* start Dataset records *

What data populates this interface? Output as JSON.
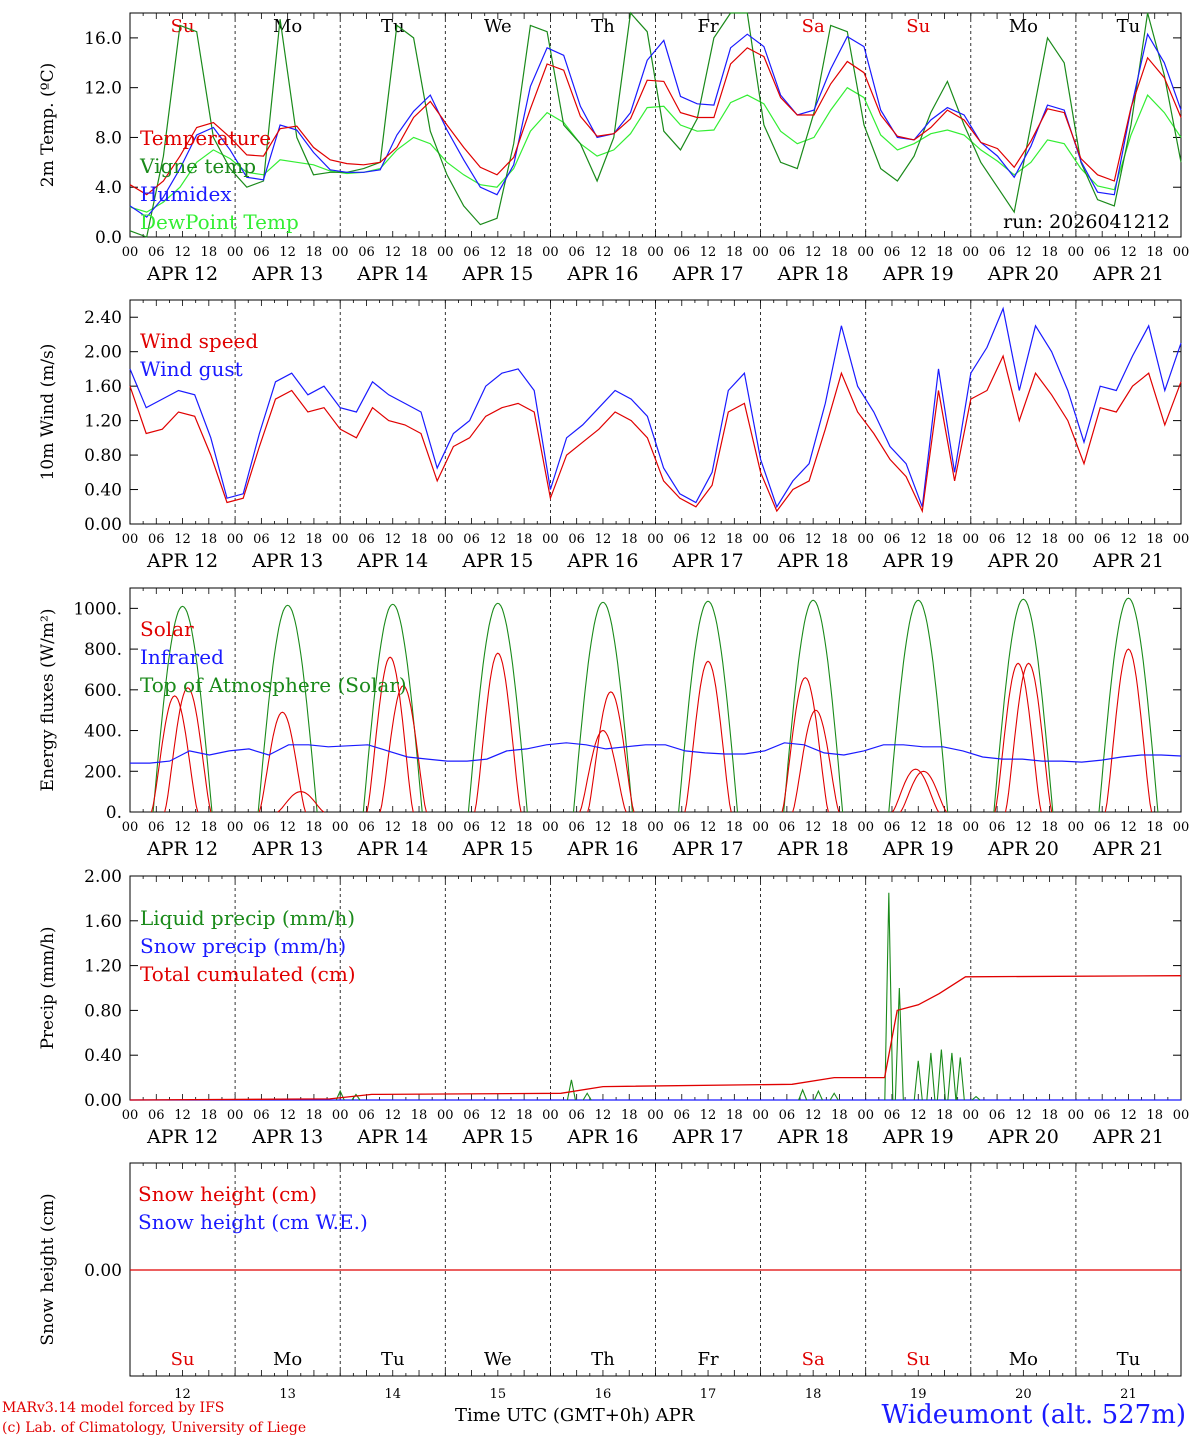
{
  "axis_day_names": [
    "Su",
    "Mo",
    "Tu",
    "We",
    "Th",
    "Fr",
    "Sa",
    "Su",
    "Mo",
    "Tu"
  ],
  "axis_day_colors": [
    "#e00000",
    "#000000",
    "#000000",
    "#000000",
    "#000000",
    "#000000",
    "#e00000",
    "#e00000",
    "#000000",
    "#000000"
  ],
  "axis_hour_labels": [
    "00",
    "06",
    "12",
    "18"
  ],
  "axis_date_labels": [
    "APR 12",
    "APR 13",
    "APR 14",
    "APR 15",
    "APR 16",
    "APR 17",
    "APR 18",
    "APR 19",
    "APR 20",
    "APR 21"
  ],
  "axis_day_numbers": [
    "12",
    "13",
    "14",
    "15",
    "16",
    "17",
    "18",
    "19",
    "20",
    "21"
  ],
  "footer": {
    "credit_line1": "MARv3.14 model forced by IFS",
    "credit_line2": "(c) Lab. of Climatology, University of Liege",
    "x_title": "Time UTC (GMT+0h) APR",
    "station": "Wideumont (alt. 527m)"
  },
  "colors": {
    "red": "#e00000",
    "blue": "#1a1aff",
    "green": "#1a8a1a",
    "lightgreen": "#33ee33",
    "grid": "#000000"
  },
  "chart_data": [
    {
      "type": "line",
      "ylabel": "2m Temp. (ºC)",
      "ylim": [
        0,
        18
      ],
      "yticks": [
        "0.0",
        "4.0",
        "8.0",
        "12.0",
        "16.0"
      ],
      "run_label": "run: 2026041212",
      "x_days": 10,
      "series": [
        {
          "name": "Temperature",
          "color_key": "red",
          "values": [
            4.2,
            3.4,
            4.5,
            6.5,
            8.8,
            9.2,
            8.0,
            6.6,
            6.5,
            8.7,
            8.9,
            7.2,
            6.2,
            5.9,
            5.8,
            6.0,
            7.2,
            9.6,
            10.9,
            9.0,
            7.2,
            5.6,
            5.0,
            6.4,
            10.3,
            13.9,
            13.4,
            9.7,
            8.1,
            8.3,
            9.5,
            12.6,
            12.5,
            10.0,
            9.6,
            9.6,
            13.9,
            15.2,
            14.5,
            11.2,
            9.8,
            9.8,
            12.3,
            14.1,
            13.2,
            9.8,
            8.1,
            7.8,
            8.8,
            10.2,
            9.4,
            7.6,
            7.1,
            5.6,
            7.7,
            10.3,
            10.0,
            6.3,
            5.0,
            4.5,
            10.4,
            14.4,
            12.8,
            9.6
          ]
        },
        {
          "name": "Vigne temp",
          "color_key": "green",
          "values": [
            0.5,
            0.0,
            6.5,
            17.0,
            16.5,
            8.0,
            5.5,
            4.0,
            4.5,
            17.5,
            8.0,
            5.0,
            5.2,
            5.2,
            5.5,
            6.0,
            17.0,
            16.0,
            8.5,
            5.0,
            2.5,
            1.0,
            1.5,
            7.5,
            17.0,
            16.5,
            9.0,
            7.5,
            4.5,
            8.0,
            18.0,
            16.5,
            8.5,
            7.0,
            9.5,
            16.0,
            18.0,
            18.0,
            9.0,
            6.0,
            5.5,
            10.0,
            17.0,
            16.5,
            9.0,
            5.5,
            4.5,
            6.5,
            10.0,
            12.5,
            9.0,
            6.0,
            4.0,
            2.0,
            9.0,
            16.0,
            14.0,
            6.0,
            3.0,
            2.5,
            9.0,
            18.0,
            13.0,
            6.0
          ]
        },
        {
          "name": "Humidex",
          "color_key": "blue",
          "values": [
            2.5,
            1.6,
            3.2,
            5.5,
            8.2,
            8.8,
            7.0,
            4.8,
            4.6,
            9.0,
            8.6,
            6.8,
            5.4,
            5.2,
            5.2,
            5.4,
            8.2,
            10.1,
            11.4,
            8.6,
            6.2,
            4.0,
            3.4,
            5.8,
            12.1,
            15.2,
            14.6,
            10.5,
            8.0,
            8.3,
            10.0,
            14.2,
            15.8,
            11.3,
            10.7,
            10.6,
            15.2,
            16.3,
            15.3,
            11.4,
            9.8,
            10.2,
            13.5,
            16.1,
            15.3,
            10.2,
            8.0,
            7.8,
            9.4,
            10.4,
            9.8,
            7.6,
            6.5,
            4.8,
            7.3,
            10.6,
            10.2,
            6.1,
            3.6,
            3.4,
            10.3,
            16.3,
            14.0,
            10.2
          ]
        },
        {
          "name": "DewPoint Temp",
          "color_key": "lightgreen",
          "values": [
            2.4,
            2.0,
            2.8,
            4.0,
            6.0,
            7.0,
            6.3,
            5.2,
            5.0,
            6.2,
            6.0,
            5.8,
            5.3,
            5.1,
            5.2,
            5.5,
            7.0,
            8.0,
            7.5,
            6.0,
            5.0,
            4.2,
            4.0,
            5.5,
            8.5,
            10.0,
            9.2,
            7.5,
            6.5,
            7.0,
            8.3,
            10.4,
            10.5,
            9.0,
            8.5,
            8.6,
            10.8,
            11.4,
            10.7,
            8.5,
            7.5,
            8.0,
            10.2,
            12.0,
            11.2,
            8.2,
            7.0,
            7.5,
            8.3,
            8.6,
            8.2,
            7.0,
            6.1,
            5.0,
            6.0,
            7.8,
            7.5,
            5.5,
            4.1,
            3.8,
            8.2,
            11.4,
            10.0,
            8.0
          ]
        }
      ]
    },
    {
      "type": "line",
      "ylabel": "10m Wind (m/s)",
      "ylim": [
        0,
        2.6
      ],
      "yticks": [
        "0.00",
        "0.40",
        "0.80",
        "1.20",
        "1.60",
        "2.00",
        "2.40"
      ],
      "x_days": 10,
      "series": [
        {
          "name": "Wind speed",
          "color_key": "red",
          "values": [
            1.6,
            1.05,
            1.1,
            1.3,
            1.25,
            0.8,
            0.25,
            0.3,
            0.9,
            1.45,
            1.55,
            1.3,
            1.35,
            1.1,
            1.0,
            1.35,
            1.2,
            1.15,
            1.05,
            0.5,
            0.9,
            1.0,
            1.25,
            1.35,
            1.4,
            1.3,
            0.3,
            0.8,
            0.95,
            1.1,
            1.3,
            1.2,
            1.0,
            0.5,
            0.3,
            0.2,
            0.45,
            1.3,
            1.4,
            0.6,
            0.15,
            0.4,
            0.5,
            1.1,
            1.75,
            1.3,
            1.05,
            0.75,
            0.55,
            0.15,
            1.55,
            0.5,
            1.45,
            1.55,
            1.95,
            1.2,
            1.75,
            1.5,
            1.2,
            0.7,
            1.35,
            1.3,
            1.6,
            1.75,
            1.15,
            1.65
          ]
        },
        {
          "name": "Wind gust",
          "color_key": "blue",
          "values": [
            1.8,
            1.35,
            1.45,
            1.55,
            1.5,
            1.0,
            0.3,
            0.35,
            1.05,
            1.65,
            1.75,
            1.5,
            1.6,
            1.35,
            1.3,
            1.65,
            1.5,
            1.4,
            1.3,
            0.65,
            1.05,
            1.2,
            1.6,
            1.75,
            1.8,
            1.55,
            0.4,
            1.0,
            1.15,
            1.35,
            1.55,
            1.45,
            1.25,
            0.65,
            0.35,
            0.25,
            0.6,
            1.55,
            1.75,
            0.75,
            0.2,
            0.5,
            0.7,
            1.4,
            2.3,
            1.6,
            1.3,
            0.9,
            0.7,
            0.2,
            1.8,
            0.6,
            1.75,
            2.05,
            2.5,
            1.55,
            2.3,
            2.0,
            1.55,
            0.95,
            1.6,
            1.55,
            1.95,
            2.3,
            1.55,
            2.1
          ]
        }
      ]
    },
    {
      "type": "line",
      "ylabel": "Energy fluxes (W/m²)",
      "ylim": [
        0,
        1100
      ],
      "yticks": [
        "0.",
        "200.",
        "400.",
        "600.",
        "800.",
        "1000."
      ],
      "x_days": 10,
      "series": [
        {
          "name": "Solar",
          "color_key": "red",
          "peaks": [
            [
              -0.15,
              570
            ],
            [
              0.1,
              610
            ],
            [
              -0.1,
              490
            ],
            [
              0.25,
              100
            ],
            [
              -0.05,
              760
            ],
            [
              0.2,
              620
            ],
            [
              0.0,
              780
            ],
            [
              0.0,
              400
            ],
            [
              0.15,
              590
            ],
            [
              0.0,
              740
            ],
            [
              -0.15,
              660
            ],
            [
              0.05,
              500
            ],
            [
              -0.05,
              210
            ],
            [
              0.1,
              200
            ],
            [
              -0.1,
              730
            ],
            [
              0.1,
              730
            ],
            [
              0.0,
              800
            ]
          ]
        },
        {
          "name": "Infrared",
          "color_key": "blue",
          "values": [
            240,
            240,
            250,
            300,
            280,
            300,
            310,
            280,
            330,
            330,
            320,
            325,
            330,
            300,
            270,
            260,
            250,
            250,
            260,
            300,
            310,
            330,
            340,
            330,
            310,
            320,
            330,
            330,
            300,
            290,
            285,
            285,
            300,
            340,
            330,
            290,
            280,
            300,
            330,
            330,
            320,
            320,
            300,
            270,
            260,
            260,
            250,
            250,
            245,
            255,
            270,
            280,
            280,
            275
          ]
        },
        {
          "name": "Top of Atmosphere (Solar)",
          "color_key": "green",
          "peaks": [
            [
              0,
              1010
            ],
            [
              0,
              1015
            ],
            [
              0,
              1020
            ],
            [
              0,
              1025
            ],
            [
              0,
              1030
            ],
            [
              0,
              1035
            ],
            [
              0,
              1040
            ],
            [
              0,
              1040
            ],
            [
              0,
              1045
            ],
            [
              0,
              1050
            ]
          ]
        }
      ]
    },
    {
      "type": "line",
      "ylabel": "Precip (mm/h)",
      "ylim": [
        0,
        2.0
      ],
      "yticks": [
        "0.00",
        "0.40",
        "0.80",
        "1.20",
        "1.60",
        "2.00"
      ],
      "x_days": 10,
      "series": [
        {
          "name": "Liquid precip (mm/h)",
          "color_key": "green",
          "events": [
            [
              2.0,
              0.08
            ],
            [
              2.15,
              0.05
            ],
            [
              4.2,
              0.18
            ],
            [
              4.35,
              0.06
            ],
            [
              6.4,
              0.09
            ],
            [
              6.55,
              0.08
            ],
            [
              6.7,
              0.06
            ],
            [
              7.22,
              1.85
            ],
            [
              7.32,
              1.0
            ],
            [
              7.5,
              0.35
            ],
            [
              7.62,
              0.42
            ],
            [
              7.72,
              0.45
            ],
            [
              7.82,
              0.42
            ],
            [
              7.9,
              0.38
            ],
            [
              8.05,
              0.03
            ]
          ]
        },
        {
          "name": "Snow precip (mm/h)",
          "color_key": "blue",
          "values": [
            0
          ]
        },
        {
          "name": "Total cumulated (cm)",
          "color_key": "red",
          "steps": [
            [
              0,
              0
            ],
            [
              1.9,
              0.01
            ],
            [
              2.3,
              0.05
            ],
            [
              4.1,
              0.06
            ],
            [
              4.5,
              0.12
            ],
            [
              6.3,
              0.14
            ],
            [
              6.7,
              0.2
            ],
            [
              7.18,
              0.2
            ],
            [
              7.3,
              0.8
            ],
            [
              7.5,
              0.85
            ],
            [
              7.7,
              0.95
            ],
            [
              7.95,
              1.1
            ],
            [
              10,
              1.11
            ]
          ]
        }
      ]
    },
    {
      "type": "line",
      "ylabel": "Snow height (cm)",
      "yticks": [
        "0.00"
      ],
      "x_days": 10,
      "series": [
        {
          "name": "Snow height (cm)",
          "color_key": "red",
          "values": [
            0,
            0
          ]
        },
        {
          "name": "Snow height (cm W.E.)",
          "color_key": "blue",
          "values": [
            0,
            0
          ]
        }
      ]
    }
  ]
}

* end Dataset records *

Written request — Where a line holds the string "height", copy that line.

Task answer —
      "ylabel": "Snow height (cm)",
          "name": "Snow height (cm)",
          "name": "Snow height (cm W.E.)",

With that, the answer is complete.